#### Data provided ####

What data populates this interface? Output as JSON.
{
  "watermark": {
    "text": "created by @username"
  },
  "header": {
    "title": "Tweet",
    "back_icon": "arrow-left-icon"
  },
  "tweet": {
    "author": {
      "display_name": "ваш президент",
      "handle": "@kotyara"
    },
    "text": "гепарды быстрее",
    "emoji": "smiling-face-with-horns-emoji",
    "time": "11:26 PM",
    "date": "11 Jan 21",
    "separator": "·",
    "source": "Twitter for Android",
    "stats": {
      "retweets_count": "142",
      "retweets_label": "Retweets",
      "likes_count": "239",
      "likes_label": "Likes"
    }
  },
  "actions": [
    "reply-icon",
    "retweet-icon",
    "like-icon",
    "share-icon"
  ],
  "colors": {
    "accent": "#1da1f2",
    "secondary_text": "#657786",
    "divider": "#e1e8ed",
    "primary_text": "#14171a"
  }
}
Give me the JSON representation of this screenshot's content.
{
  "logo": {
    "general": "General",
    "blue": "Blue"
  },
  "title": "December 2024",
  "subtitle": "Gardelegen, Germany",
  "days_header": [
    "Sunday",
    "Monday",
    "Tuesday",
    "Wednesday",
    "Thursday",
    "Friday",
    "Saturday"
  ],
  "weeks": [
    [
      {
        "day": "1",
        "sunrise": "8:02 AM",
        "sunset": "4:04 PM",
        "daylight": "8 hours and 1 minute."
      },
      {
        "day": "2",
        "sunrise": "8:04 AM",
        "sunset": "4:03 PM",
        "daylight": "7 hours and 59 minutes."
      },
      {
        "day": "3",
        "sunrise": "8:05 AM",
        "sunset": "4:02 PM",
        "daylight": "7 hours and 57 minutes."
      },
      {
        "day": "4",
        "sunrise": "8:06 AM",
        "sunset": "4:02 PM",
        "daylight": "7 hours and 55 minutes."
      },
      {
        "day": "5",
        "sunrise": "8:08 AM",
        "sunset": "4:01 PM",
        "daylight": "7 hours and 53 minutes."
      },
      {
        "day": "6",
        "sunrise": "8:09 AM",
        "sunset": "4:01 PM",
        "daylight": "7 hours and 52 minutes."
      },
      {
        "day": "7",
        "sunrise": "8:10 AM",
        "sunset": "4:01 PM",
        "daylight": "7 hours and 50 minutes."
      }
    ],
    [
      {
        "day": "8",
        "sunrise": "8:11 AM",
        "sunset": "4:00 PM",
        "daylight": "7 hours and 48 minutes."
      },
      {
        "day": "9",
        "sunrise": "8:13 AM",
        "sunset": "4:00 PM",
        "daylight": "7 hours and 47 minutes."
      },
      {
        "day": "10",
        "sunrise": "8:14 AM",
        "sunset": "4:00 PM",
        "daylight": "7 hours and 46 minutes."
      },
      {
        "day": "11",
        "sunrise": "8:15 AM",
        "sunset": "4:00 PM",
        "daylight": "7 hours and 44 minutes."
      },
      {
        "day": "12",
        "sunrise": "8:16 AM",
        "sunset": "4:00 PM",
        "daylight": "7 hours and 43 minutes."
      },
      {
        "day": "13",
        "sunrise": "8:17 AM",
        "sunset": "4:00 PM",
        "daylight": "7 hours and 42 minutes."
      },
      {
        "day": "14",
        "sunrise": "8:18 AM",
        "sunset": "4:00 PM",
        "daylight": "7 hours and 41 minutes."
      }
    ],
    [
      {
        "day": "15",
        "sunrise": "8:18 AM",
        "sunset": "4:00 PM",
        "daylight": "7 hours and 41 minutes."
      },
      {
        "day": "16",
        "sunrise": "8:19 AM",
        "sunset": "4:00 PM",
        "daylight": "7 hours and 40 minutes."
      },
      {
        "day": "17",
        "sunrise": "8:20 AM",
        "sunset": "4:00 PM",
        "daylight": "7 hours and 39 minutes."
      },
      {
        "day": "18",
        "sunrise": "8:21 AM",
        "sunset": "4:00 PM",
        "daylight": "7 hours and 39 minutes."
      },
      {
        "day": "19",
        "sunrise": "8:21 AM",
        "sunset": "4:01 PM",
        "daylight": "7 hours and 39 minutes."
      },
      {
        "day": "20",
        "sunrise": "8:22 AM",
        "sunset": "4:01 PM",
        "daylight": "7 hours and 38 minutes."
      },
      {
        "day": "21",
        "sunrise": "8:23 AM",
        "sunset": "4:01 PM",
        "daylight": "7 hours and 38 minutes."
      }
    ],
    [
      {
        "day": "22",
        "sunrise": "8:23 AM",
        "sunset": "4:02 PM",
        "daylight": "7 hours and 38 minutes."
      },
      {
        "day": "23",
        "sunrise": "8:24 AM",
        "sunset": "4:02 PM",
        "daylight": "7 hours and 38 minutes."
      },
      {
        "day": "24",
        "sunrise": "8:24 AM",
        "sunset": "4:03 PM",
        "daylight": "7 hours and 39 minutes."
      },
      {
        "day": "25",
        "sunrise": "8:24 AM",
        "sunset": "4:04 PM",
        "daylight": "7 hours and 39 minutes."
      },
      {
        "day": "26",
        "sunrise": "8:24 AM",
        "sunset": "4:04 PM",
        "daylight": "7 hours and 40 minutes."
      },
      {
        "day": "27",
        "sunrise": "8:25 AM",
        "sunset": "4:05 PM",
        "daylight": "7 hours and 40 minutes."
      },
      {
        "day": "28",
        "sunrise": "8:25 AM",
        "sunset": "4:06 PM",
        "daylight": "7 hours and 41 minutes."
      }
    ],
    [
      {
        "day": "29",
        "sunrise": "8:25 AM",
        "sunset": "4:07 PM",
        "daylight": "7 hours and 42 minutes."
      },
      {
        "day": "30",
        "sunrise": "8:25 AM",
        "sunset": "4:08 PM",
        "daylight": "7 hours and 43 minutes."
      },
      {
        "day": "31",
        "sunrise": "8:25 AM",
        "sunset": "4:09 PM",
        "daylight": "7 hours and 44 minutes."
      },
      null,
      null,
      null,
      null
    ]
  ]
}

####

■ What you need to do ■
Give the material above again, word for word.

■ Written response ■
What data populates this interface? Output as JSON.
{
  "watermark": {
    "text": "created by @username"
  },
  "header": {
    "title": "Tweet",
    "back_icon": "arrow-left-icon"
  },
  "tweet": {
    "author": {
      "display_name": "ваш президент",
      "handle": "@kotyara"
    },
    "text": "гепарды быстрее",
    "emoji": "smiling-face-with-horns-emoji",
    "time": "11:26 PM",
    "date": "11 Jan 21",
    "separator": "·",
    "source": "Twitter for Android",
    "stats": {
      "retweets_count": "142",
      "retweets_label": "Retweets",
      "likes_count": "239",
      "likes_label": "Likes"
    }
  },
  "actions": [
    "reply-icon",
    "retweet-icon",
    "like-icon",
    "share-icon"
  ],
  "colors": {
    "accent": "#1da1f2",
    "secondary_text": "#657786",
    "divider": "#e1e8ed",
    "primary_text": "#14171a"
  }
}
Give me the JSON representation of this screenshot's content.
{
  "logo": {
    "general": "General",
    "blue": "Blue"
  },
  "title": "December 2024",
  "subtitle": "Gardelegen, Germany",
  "days_header": [
    "Sunday",
    "Monday",
    "Tuesday",
    "Wednesday",
    "Thursday",
    "Friday",
    "Saturday"
  ],
  "weeks": [
    [
      {
        "day": "1",
        "sunrise": "8:02 AM",
        "sunset": "4:04 PM",
        "daylight": "8 hours and 1 minute."
      },
      {
        "day": "2",
        "sunrise": "8:04 AM",
        "sunset": "4:03 PM",
        "daylight": "7 hours and 59 minutes."
      },
      {
        "day": "3",
        "sunrise": "8:05 AM",
        "sunset": "4:02 PM",
        "daylight": "7 hours and 57 minutes."
      },
      {
        "day": "4",
        "sunrise": "8:06 AM",
        "sunset": "4:02 PM",
        "daylight": "7 hours and 55 minutes."
      },
      {
        "day": "5",
        "sunrise": "8:08 AM",
        "sunset": "4:01 PM",
        "daylight": "7 hours and 53 minutes."
      },
      {
        "day": "6",
        "sunrise": "8:09 AM",
        "sunset": "4:01 PM",
        "daylight": "7 hours and 52 minutes."
      },
      {
        "day": "7",
        "sunrise": "8:10 AM",
        "sunset": "4:01 PM",
        "daylight": "7 hours and 50 minutes."
      }
    ],
    [
      {
        "day": "8",
        "sunrise": "8:11 AM",
        "sunset": "4:00 PM",
        "daylight": "7 hours and 48 minutes."
      },
      {
        "day": "9",
        "sunrise": "8:13 AM",
        "sunset": "4:00 PM",
        "daylight": "7 hours and 47 minutes."
      },
      {
        "day": "10",
        "sunrise": "8:14 AM",
        "sunset": "4:00 PM",
        "daylight": "7 hours and 46 minutes."
      },
      {
        "day": "11",
        "sunrise": "8:15 AM",
        "sunset": "4:00 PM",
        "daylight": "7 hours and 44 minutes."
      },
      {
        "day": "12",
        "sunrise": "8:16 AM",
        "sunset": "4:00 PM",
        "daylight": "7 hours and 43 minutes."
      },
      {
        "day": "13",
        "sunrise": "8:17 AM",
        "sunset": "4:00 PM",
        "daylight": "7 hours and 42 minutes."
      },
      {
        "day": "14",
        "sunrise": "8:18 AM",
        "sunset": "4:00 PM",
        "daylight": "7 hours and 41 minutes."
      }
    ],
    [
      {
        "day": "15",
        "sunrise": "8:18 AM",
        "sunset": "4:00 PM",
        "daylight": "7 hours and 41 minutes."
      },
      {
        "day": "16",
        "sunrise": "8:19 AM",
        "sunset": "4:00 PM",
        "daylight": "7 hours and 40 minutes."
      },
      {
        "day": "17",
        "sunrise": "8:20 AM",
        "sunset": "4:00 PM",
        "daylight": "7 hours and 39 minutes."
      },
      {
        "day": "18",
        "sunrise": "8:21 AM",
        "sunset": "4:00 PM",
        "daylight": "7 hours and 39 minutes."
      },
      {
        "day": "19",
        "sunrise": "8:21 AM",
        "sunset": "4:01 PM",
        "daylight": "7 hours and 39 minutes."
      },
      {
        "day": "20",
        "sunrise": "8:22 AM",
        "sunset": "4:01 PM",
        "daylight": "7 hours and 38 minutes."
      },
      {
        "day": "21",
        "sunrise": "8:23 AM",
        "sunset": "4:01 PM",
        "daylight": "7 hours and 38 minutes."
      }
    ],
    [
      {
        "day": "22",
        "sunrise": "8:23 AM",
        "sunset": "4:02 PM",
        "daylight": "7 hours and 38 minutes."
      },
      {
        "day": "23",
        "sunrise": "8:24 AM",
        "sunset": "4:02 PM",
        "daylight": "7 hours and 38 minutes."
      },
      {
        "day": "24",
        "sunrise": "8:24 AM",
        "sunset": "4:03 PM",
        "daylight": "7 hours and 39 minutes."
      },
      {
        "day": "25",
        "sunrise": "8:24 AM",
        "sunset": "4:04 PM",
        "daylight": "7 hours and 39 minutes."
      },
      {
        "day": "26",
        "sunrise": "8:24 AM",
        "sunset": "4:04 PM",
        "daylight": "7 hours and 40 minutes."
      },
      {
        "day": "27",
        "sunrise": "8:25 AM",
        "sunset": "4:05 PM",
        "daylight": "7 hours and 40 minutes."
      },
      {
        "day": "28",
        "sunrise": "8:25 AM",
        "sunset": "4:06 PM",
        "daylight": "7 hours and 41 minutes."
      }
    ],
    [
      {
        "day": "29",
        "sunrise": "8:25 AM",
        "sunset": "4:07 PM",
        "daylight": "7 hours and 42 minutes."
      },
      {
        "day": "30",
        "sunrise": "8:25 AM",
        "sunset": "4:08 PM",
        "daylight": "7 hours and 43 minutes."
      },
      {
        "day": "31",
        "sunrise": "8:25 AM",
        "sunset": "4:09 PM",
        "daylight": "7 hours and 44 minutes."
      },
      null,
      null,
      null,
      null
    ]
  ]
}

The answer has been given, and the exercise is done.